#### [WRITTEN REQUEST]
Only a number is wanted: how many lines in these records contain the word "JSON"?

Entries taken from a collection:
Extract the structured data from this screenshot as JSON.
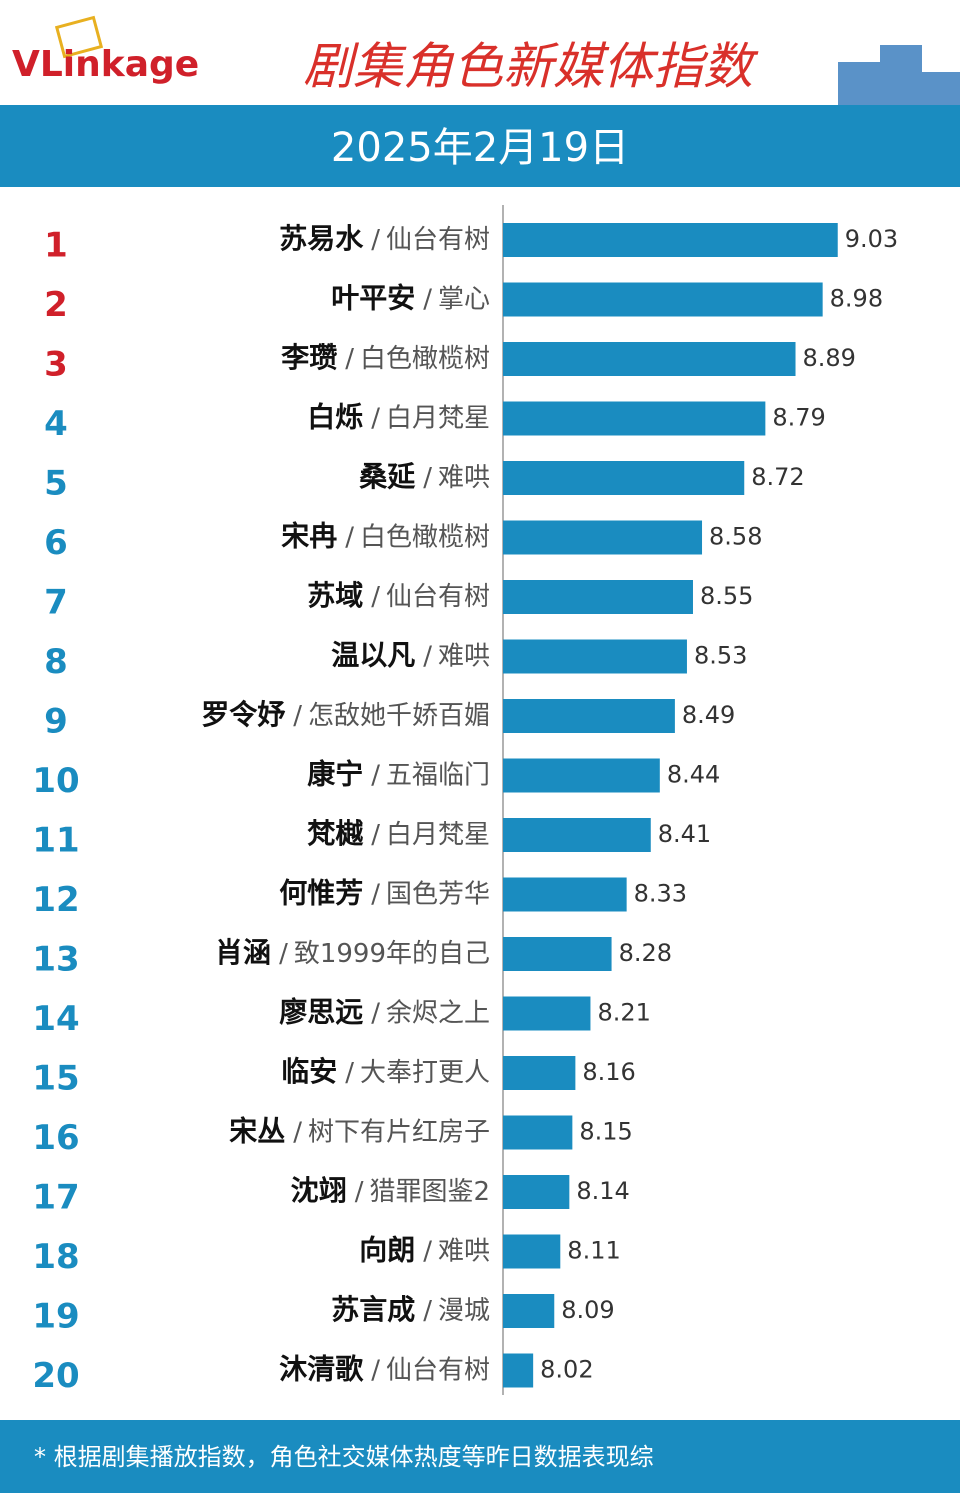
{
  "logo": "VLinkage",
  "chart_data": {
    "type": "bar",
    "title": "剧集角色新媒体指数",
    "subtitle": "2025年2月19日",
    "ranks": [
      1,
      2,
      3,
      4,
      5,
      6,
      7,
      8,
      9,
      10,
      11,
      12,
      13,
      14,
      15,
      16,
      17,
      18,
      19,
      20
    ],
    "rank_colors": [
      "#d0202a",
      "#d0202a",
      "#d0202a",
      "#1a8cc0",
      "#1a8cc0",
      "#1a8cc0",
      "#1a8cc0",
      "#1a8cc0",
      "#1a8cc0",
      "#1a8cc0",
      "#1a8cc0",
      "#1a8cc0",
      "#1a8cc0",
      "#1a8cc0",
      "#1a8cc0",
      "#1a8cc0",
      "#1a8cc0",
      "#1a8cc0",
      "#1a8cc0",
      "#1a8cc0"
    ],
    "categories": [
      "苏易水",
      "叶平安",
      "李瓒",
      "白烁",
      "桑延",
      "宋冉",
      "苏域",
      "温以凡",
      "罗令妤",
      "康宁",
      "梵樾",
      "何惟芳",
      "肖涵",
      "廖思远",
      "临安",
      "宋丛",
      "沈翊",
      "向朗",
      "苏言成",
      "沐清歌"
    ],
    "separator": "/",
    "dramas": [
      "仙台有树",
      "掌心",
      "白色橄榄树",
      "白月梵星",
      "难哄",
      "白色橄榄树",
      "仙台有树",
      "难哄",
      "怎敌她千娇百媚",
      "五福临门",
      "白月梵星",
      "国色芳华",
      "致1999年的自己",
      "余烬之上",
      "大奉打更人",
      "树下有片红房子",
      "猎罪图鉴2",
      "难哄",
      "漫城",
      "仙台有树"
    ],
    "values": [
      9.03,
      8.98,
      8.89,
      8.79,
      8.72,
      8.58,
      8.55,
      8.53,
      8.49,
      8.44,
      8.41,
      8.33,
      8.28,
      8.21,
      8.16,
      8.15,
      8.14,
      8.11,
      8.09,
      8.02
    ],
    "color": "#1a8cc0",
    "xlim": [
      7.92,
      9.2
    ],
    "footnote": "* 根据剧集播放指数，角色社交媒体热度等昨日数据表现综"
  }
}
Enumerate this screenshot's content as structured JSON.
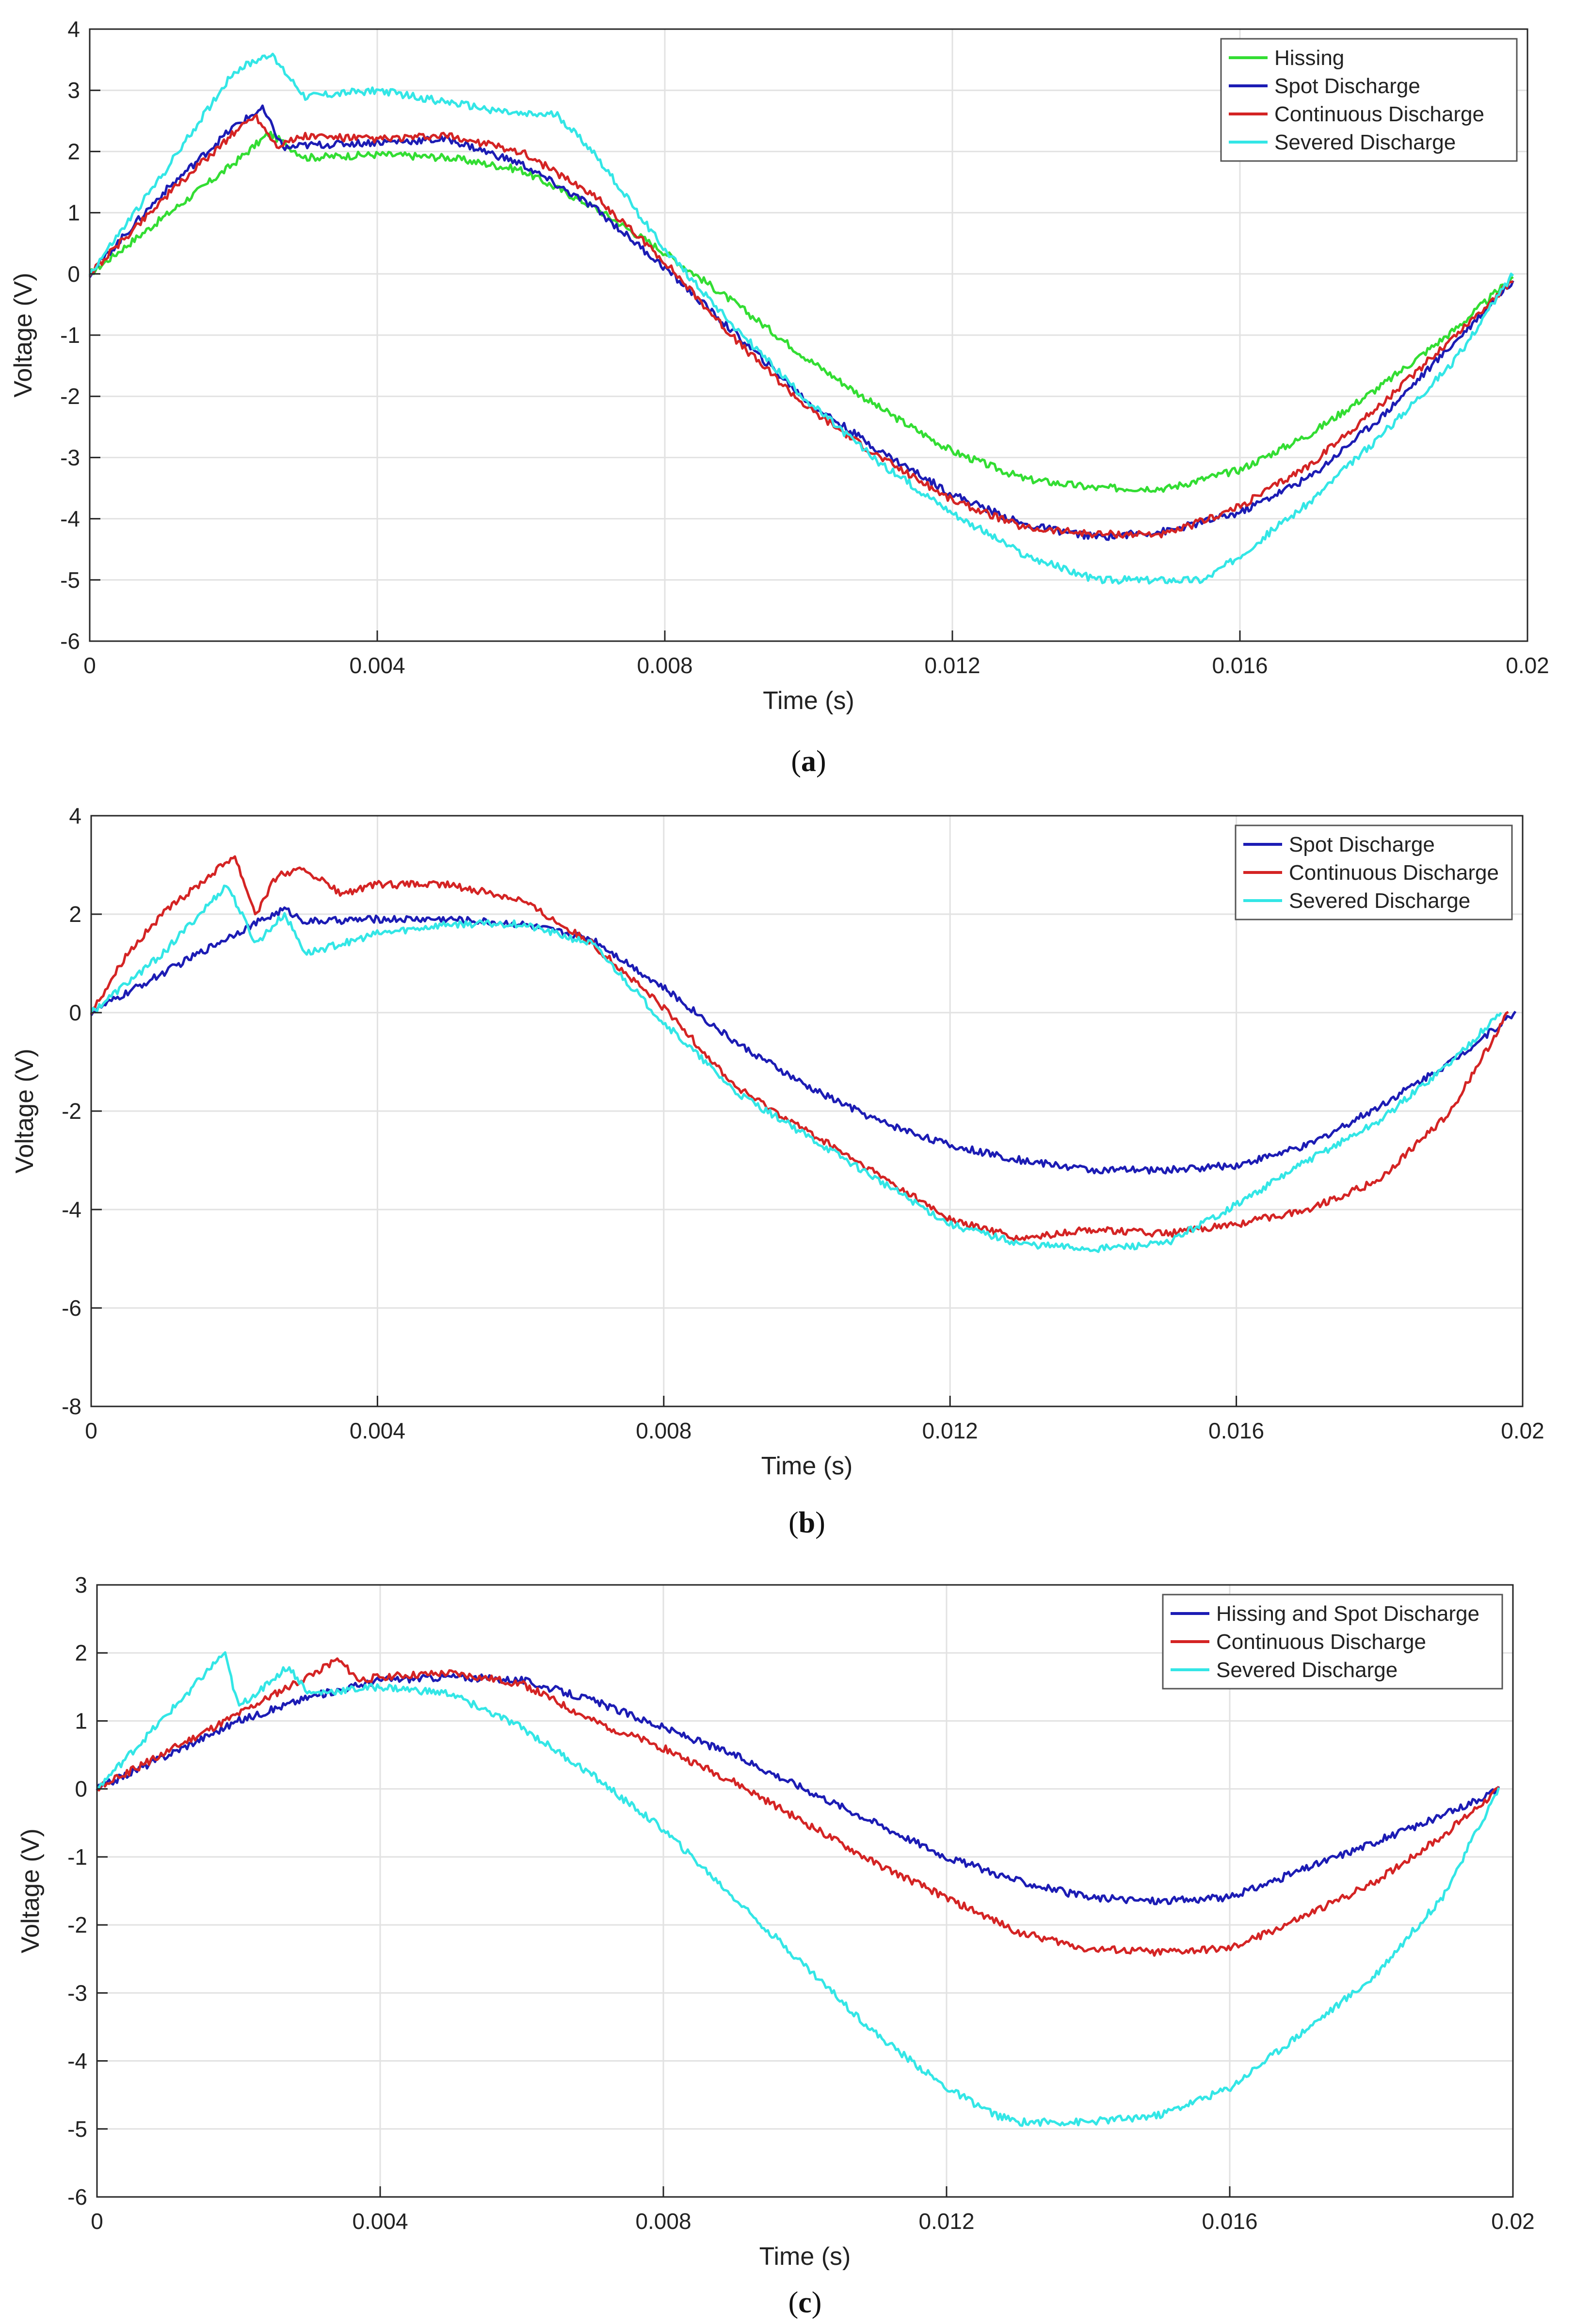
{
  "colors": {
    "hissing": "#33dd33",
    "spot": "#1c1cb4",
    "continuous": "#d42424",
    "severed": "#33e6e6",
    "grid": "#e2e2e2",
    "axis": "#262626"
  },
  "chart_data": [
    {
      "type": "line",
      "panel_label": "a",
      "xlabel": "Time (s)",
      "ylabel": "Voltage (V)",
      "xlim": [
        0,
        0.02
      ],
      "ylim": [
        -6,
        4
      ],
      "x_ticks": [
        0,
        0.004,
        0.008,
        0.012,
        0.016,
        0.02
      ],
      "x_tick_labels": [
        "0",
        "0.004",
        "0.008",
        "0.012",
        "0.016",
        "0.02"
      ],
      "y_ticks": [
        -6,
        -5,
        -4,
        -3,
        -2,
        -1,
        0,
        1,
        2,
        3,
        4
      ],
      "y_tick_labels": [
        "-6",
        "-5",
        "-4",
        "-3",
        "-2",
        "-1",
        "0",
        "1",
        "2",
        "3",
        "4"
      ],
      "grid": true,
      "legend_position": "top-right",
      "series": [
        {
          "name": "Hissing",
          "color": "#33dd33",
          "x": [
            0,
            0.001,
            0.002,
            0.0025,
            0.003,
            0.004,
            0.005,
            0.006,
            0.007,
            0.008,
            0.009,
            0.01,
            0.011,
            0.012,
            0.013,
            0.014,
            0.015,
            0.016,
            0.017,
            0.018,
            0.019,
            0.0198
          ],
          "y": [
            0,
            0.9,
            1.8,
            2.3,
            1.9,
            1.95,
            1.9,
            1.7,
            1.1,
            0.35,
            -0.5,
            -1.4,
            -2.2,
            -2.9,
            -3.35,
            -3.5,
            -3.5,
            -3.2,
            -2.6,
            -1.8,
            -0.9,
            -0.05
          ]
        },
        {
          "name": "Spot Discharge",
          "color": "#1c1cb4",
          "x": [
            0,
            0.001,
            0.002,
            0.0024,
            0.0027,
            0.003,
            0.004,
            0.005,
            0.006,
            0.007,
            0.008,
            0.009,
            0.01,
            0.011,
            0.012,
            0.013,
            0.014,
            0.015,
            0.016,
            0.017,
            0.018,
            0.019,
            0.0198
          ],
          "y": [
            0,
            1.3,
            2.4,
            2.7,
            2.05,
            2.1,
            2.15,
            2.2,
            1.8,
            1.1,
            0.1,
            -1.0,
            -2.1,
            -2.9,
            -3.6,
            -4.1,
            -4.3,
            -4.2,
            -3.9,
            -3.3,
            -2.3,
            -1.1,
            -0.1
          ]
        },
        {
          "name": "Continuous Discharge",
          "color": "#d42424",
          "x": [
            0,
            0.001,
            0.002,
            0.0023,
            0.0026,
            0.003,
            0.004,
            0.005,
            0.006,
            0.007,
            0.008,
            0.009,
            0.01,
            0.011,
            0.012,
            0.013,
            0.014,
            0.015,
            0.016,
            0.017,
            0.018,
            0.019,
            0.0198
          ],
          "y": [
            0,
            1.2,
            2.3,
            2.6,
            2.1,
            2.25,
            2.2,
            2.25,
            2.0,
            1.3,
            0.2,
            -1.1,
            -2.2,
            -3.0,
            -3.7,
            -4.15,
            -4.25,
            -4.25,
            -3.8,
            -3.1,
            -2.1,
            -1.0,
            -0.1
          ]
        },
        {
          "name": "Severed Discharge",
          "color": "#33e6e6",
          "x": [
            0,
            0.001,
            0.002,
            0.0025,
            0.003,
            0.004,
            0.005,
            0.006,
            0.0065,
            0.007,
            0.008,
            0.009,
            0.01,
            0.011,
            0.012,
            0.013,
            0.014,
            0.015,
            0.0155,
            0.016,
            0.017,
            0.018,
            0.019,
            0.0198
          ],
          "y": [
            0,
            1.6,
            3.3,
            3.6,
            2.9,
            3.0,
            2.8,
            2.6,
            2.6,
            2.0,
            0.4,
            -0.9,
            -2.1,
            -3.1,
            -3.9,
            -4.6,
            -5.0,
            -5.0,
            -5.0,
            -4.6,
            -3.7,
            -2.6,
            -1.4,
            0
          ]
        }
      ]
    },
    {
      "type": "line",
      "panel_label": "b",
      "xlabel": "Time (s)",
      "ylabel": "Voltage (V)",
      "xlim": [
        0,
        0.02
      ],
      "ylim": [
        -8,
        4
      ],
      "x_ticks": [
        0,
        0.004,
        0.008,
        0.012,
        0.016,
        0.02
      ],
      "x_tick_labels": [
        "0",
        "0.004",
        "0.008",
        "0.012",
        "0.016",
        "0.02"
      ],
      "y_ticks": [
        -8,
        -6,
        -4,
        -2,
        0,
        2,
        4
      ],
      "y_tick_labels": [
        "-8",
        "-6",
        "-4",
        "-2",
        "0",
        "2",
        "4"
      ],
      "grid": true,
      "legend_position": "top-right",
      "series": [
        {
          "name": "Spot Discharge",
          "color": "#1c1cb4",
          "x": [
            0,
            0.001,
            0.002,
            0.0027,
            0.003,
            0.004,
            0.005,
            0.006,
            0.007,
            0.008,
            0.009,
            0.01,
            0.011,
            0.012,
            0.013,
            0.014,
            0.015,
            0.016,
            0.017,
            0.018,
            0.019,
            0.0199
          ],
          "y": [
            0,
            0.8,
            1.6,
            2.1,
            1.85,
            1.9,
            1.9,
            1.8,
            1.5,
            0.5,
            -0.6,
            -1.5,
            -2.2,
            -2.7,
            -3.0,
            -3.2,
            -3.2,
            -3.1,
            -2.7,
            -1.9,
            -1.0,
            0
          ]
        },
        {
          "name": "Continuous Discharge",
          "color": "#d42424",
          "x": [
            0,
            0.0005,
            0.001,
            0.002,
            0.0023,
            0.0026,
            0.003,
            0.0035,
            0.004,
            0.005,
            0.006,
            0.007,
            0.008,
            0.009,
            0.01,
            0.011,
            0.012,
            0.013,
            0.014,
            0.015,
            0.016,
            0.017,
            0.018,
            0.019,
            0.0198
          ],
          "y": [
            0,
            1.2,
            2.0,
            3.2,
            2.0,
            2.8,
            2.9,
            2.4,
            2.6,
            2.6,
            2.3,
            1.4,
            0.1,
            -1.5,
            -2.4,
            -3.3,
            -4.2,
            -4.6,
            -4.4,
            -4.5,
            -4.3,
            -4.0,
            -3.4,
            -2.0,
            0
          ]
        },
        {
          "name": "Severed Discharge",
          "color": "#33e6e6",
          "x": [
            0,
            0.001,
            0.0019,
            0.0023,
            0.0027,
            0.003,
            0.004,
            0.005,
            0.006,
            0.007,
            0.008,
            0.009,
            0.01,
            0.011,
            0.012,
            0.013,
            0.014,
            0.015,
            0.016,
            0.017,
            0.018,
            0.019,
            0.0197
          ],
          "y": [
            0,
            1.2,
            2.6,
            1.4,
            2.0,
            1.2,
            1.6,
            1.8,
            1.8,
            1.4,
            -0.2,
            -1.6,
            -2.5,
            -3.4,
            -4.3,
            -4.7,
            -4.8,
            -4.7,
            -3.9,
            -3.0,
            -2.2,
            -1.0,
            0
          ]
        }
      ]
    },
    {
      "type": "line",
      "panel_label": "c",
      "xlabel": "Time (s)",
      "ylabel": "Voltage (V)",
      "xlim": [
        0,
        0.02
      ],
      "ylim": [
        -6,
        3
      ],
      "x_ticks": [
        0,
        0.004,
        0.008,
        0.012,
        0.016,
        0.02
      ],
      "x_tick_labels": [
        "0",
        "0.004",
        "0.008",
        "0.012",
        "0.016",
        "0.02"
      ],
      "y_ticks": [
        -6,
        -5,
        -4,
        -3,
        -2,
        -1,
        0,
        1,
        2,
        3
      ],
      "y_tick_labels": [
        "-6",
        "-5",
        "-4",
        "-3",
        "-2",
        "-1",
        "0",
        "1",
        "2",
        "3"
      ],
      "grid": true,
      "legend_position": "top-right",
      "series": [
        {
          "name": "Hissing and Spot Discharge",
          "color": "#1c1cb4",
          "x": [
            0,
            0.001,
            0.002,
            0.003,
            0.004,
            0.005,
            0.006,
            0.007,
            0.008,
            0.009,
            0.01,
            0.011,
            0.012,
            0.013,
            0.014,
            0.015,
            0.016,
            0.017,
            0.018,
            0.019,
            0.0198
          ],
          "y": [
            0,
            0.5,
            1.0,
            1.35,
            1.6,
            1.65,
            1.6,
            1.3,
            0.9,
            0.5,
            0.0,
            -0.5,
            -1.0,
            -1.35,
            -1.6,
            -1.65,
            -1.6,
            -1.2,
            -0.8,
            -0.4,
            0
          ]
        },
        {
          "name": "Continuous Discharge",
          "color": "#d42424",
          "x": [
            0,
            0.001,
            0.002,
            0.0034,
            0.0037,
            0.004,
            0.005,
            0.006,
            0.007,
            0.008,
            0.009,
            0.01,
            0.011,
            0.012,
            0.013,
            0.014,
            0.015,
            0.016,
            0.017,
            0.018,
            0.019,
            0.0198
          ],
          "y": [
            0,
            0.55,
            1.1,
            1.9,
            1.6,
            1.65,
            1.7,
            1.55,
            1.0,
            0.6,
            0.1,
            -0.5,
            -1.1,
            -1.6,
            -2.1,
            -2.35,
            -2.4,
            -2.35,
            -1.9,
            -1.4,
            -0.7,
            0
          ]
        },
        {
          "name": "Severed Discharge",
          "color": "#33e6e6",
          "x": [
            0,
            0.001,
            0.0018,
            0.002,
            0.0027,
            0.003,
            0.004,
            0.005,
            0.006,
            0.007,
            0.008,
            0.009,
            0.01,
            0.011,
            0.012,
            0.0127,
            0.013,
            0.014,
            0.015,
            0.016,
            0.017,
            0.018,
            0.019,
            0.0198
          ],
          "y": [
            0,
            1.1,
            2.0,
            1.2,
            1.8,
            1.4,
            1.5,
            1.4,
            0.9,
            0.2,
            -0.6,
            -1.6,
            -2.6,
            -3.6,
            -4.4,
            -4.8,
            -4.9,
            -4.9,
            -4.8,
            -4.4,
            -3.6,
            -2.8,
            -1.6,
            0
          ]
        }
      ]
    }
  ]
}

#### [WRITTEN REPLY]
2